> **Exercise details**: Your task is to copy the listing exactly. Drop any pictures from the copy.

** Begin Task input **

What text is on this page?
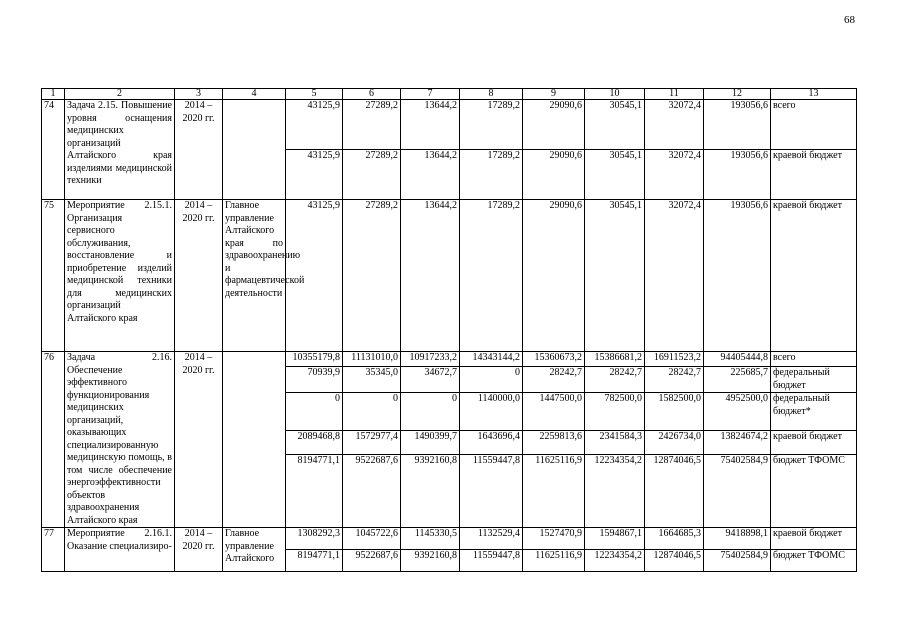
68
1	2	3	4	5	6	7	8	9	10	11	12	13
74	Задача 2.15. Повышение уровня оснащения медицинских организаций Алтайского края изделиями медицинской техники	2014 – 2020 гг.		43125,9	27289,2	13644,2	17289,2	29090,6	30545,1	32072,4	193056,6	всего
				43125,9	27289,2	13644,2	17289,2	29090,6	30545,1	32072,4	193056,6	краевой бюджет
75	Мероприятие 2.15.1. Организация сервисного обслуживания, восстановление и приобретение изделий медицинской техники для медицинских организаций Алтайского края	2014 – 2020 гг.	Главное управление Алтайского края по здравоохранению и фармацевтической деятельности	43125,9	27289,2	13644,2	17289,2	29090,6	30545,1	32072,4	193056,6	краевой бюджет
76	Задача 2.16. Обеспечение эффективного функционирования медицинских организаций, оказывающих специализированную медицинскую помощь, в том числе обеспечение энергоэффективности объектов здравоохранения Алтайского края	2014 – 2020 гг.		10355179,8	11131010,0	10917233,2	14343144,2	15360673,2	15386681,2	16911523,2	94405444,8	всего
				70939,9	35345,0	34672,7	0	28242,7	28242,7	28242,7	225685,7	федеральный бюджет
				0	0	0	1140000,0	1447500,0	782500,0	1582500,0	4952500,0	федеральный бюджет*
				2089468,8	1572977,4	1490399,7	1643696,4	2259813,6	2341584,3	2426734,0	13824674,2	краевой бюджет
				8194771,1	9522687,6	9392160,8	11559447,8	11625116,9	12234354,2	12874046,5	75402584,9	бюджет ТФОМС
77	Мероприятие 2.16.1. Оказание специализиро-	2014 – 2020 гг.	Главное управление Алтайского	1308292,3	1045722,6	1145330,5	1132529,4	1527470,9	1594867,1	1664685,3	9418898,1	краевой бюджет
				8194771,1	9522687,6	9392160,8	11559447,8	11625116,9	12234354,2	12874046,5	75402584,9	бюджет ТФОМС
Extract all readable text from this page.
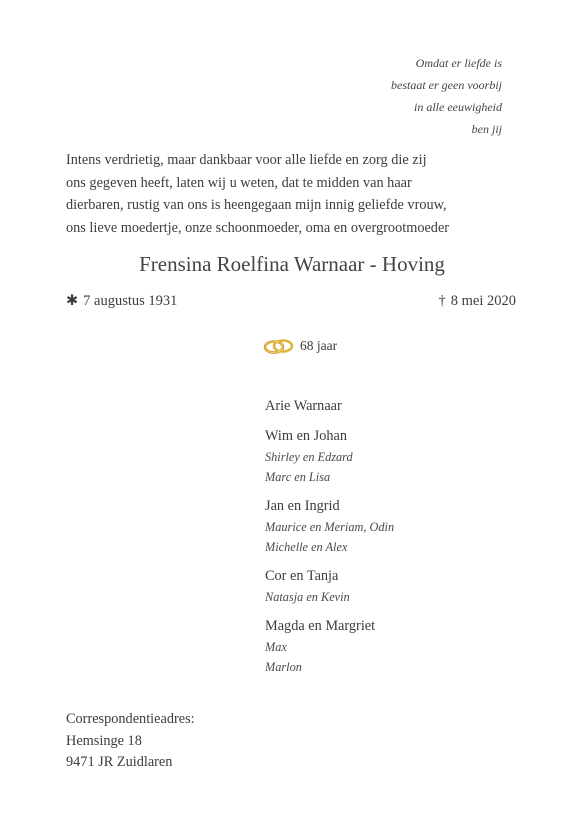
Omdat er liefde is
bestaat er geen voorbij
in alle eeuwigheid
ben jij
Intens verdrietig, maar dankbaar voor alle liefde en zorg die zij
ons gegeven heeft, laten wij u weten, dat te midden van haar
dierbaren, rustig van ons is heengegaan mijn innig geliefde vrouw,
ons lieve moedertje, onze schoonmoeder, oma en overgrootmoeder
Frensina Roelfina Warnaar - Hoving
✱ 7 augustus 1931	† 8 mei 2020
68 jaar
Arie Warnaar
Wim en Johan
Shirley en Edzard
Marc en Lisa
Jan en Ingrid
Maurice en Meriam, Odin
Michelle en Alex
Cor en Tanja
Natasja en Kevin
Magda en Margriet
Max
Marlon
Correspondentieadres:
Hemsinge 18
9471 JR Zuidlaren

** End Task input **

> **Written answer**:
What text is on this page?
68
1	2	3	4	5	6	7	8	9	10	11	12	13
74	Задача 2.15. Повышение уровня оснащения медицинских организаций Алтайского края изделиями медицинской техники	2014 – 2020 гг.		43125,9	27289,2	13644,2	17289,2	29090,6	30545,1	32072,4	193056,6	всего
				43125,9	27289,2	13644,2	17289,2	29090,6	30545,1	32072,4	193056,6	краевой бюджет
75	Мероприятие 2.15.1. Организация сервисного обслуживания, восстановление и приобретение изделий медицинской техники для медицинских организаций Алтайского края	2014 – 2020 гг.	Главное управление Алтайского края по здравоохранению и фармацевтической деятельности	43125,9	27289,2	13644,2	17289,2	29090,6	30545,1	32072,4	193056,6	краевой бюджет
76	Задача 2.16. Обеспечение эффективного функционирования медицинских организаций, оказывающих специализированную медицинскую помощь, в том числе обеспечение энергоэффективности объектов здравоохранения Алтайского края	2014 – 2020 гг.		10355179,8	11131010,0	10917233,2	14343144,2	15360673,2	15386681,2	16911523,2	94405444,8	всего
				70939,9	35345,0	34672,7	0	28242,7	28242,7	28242,7	225685,7	федеральный бюджет
				0	0	0	1140000,0	1447500,0	782500,0	1582500,0	4952500,0	федеральный бюджет*
				2089468,8	1572977,4	1490399,7	1643696,4	2259813,6	2341584,3	2426734,0	13824674,2	краевой бюджет
				8194771,1	9522687,6	9392160,8	11559447,8	11625116,9	12234354,2	12874046,5	75402584,9	бюджет ТФОМС
77	Мероприятие 2.16.1. Оказание специализиро-	2014 – 2020 гг.	Главное управление Алтайского	1308292,3	1045722,6	1145330,5	1132529,4	1527470,9	1594867,1	1664685,3	9418898,1	краевой бюджет
				8194771,1	9522687,6	9392160,8	11559447,8	11625116,9	12234354,2	12874046,5	75402584,9	бюджет ТФОМС
Extract all readable text from this page.
Omdat er liefde is
bestaat er geen voorbij
in alle eeuwigheid
ben jij
Intens verdrietig, maar dankbaar voor alle liefde en zorg die zij
ons gegeven heeft, laten wij u weten, dat te midden van haar
dierbaren, rustig van ons is heengegaan mijn innig geliefde vrouw,
ons lieve moedertje, onze schoonmoeder, oma en overgrootmoeder
Frensina Roelfina Warnaar - Hoving
✱ 7 augustus 1931	† 8 mei 2020
68 jaar
Arie Warnaar
Wim en Johan
Shirley en Edzard
Marc en Lisa
Jan en Ingrid
Maurice en Meriam, Odin
Michelle en Alex
Cor en Tanja
Natasja en Kevin
Magda en Margriet
Max
Marlon
Correspondentieadres:
Hemsinge 18
9471 JR Zuidlaren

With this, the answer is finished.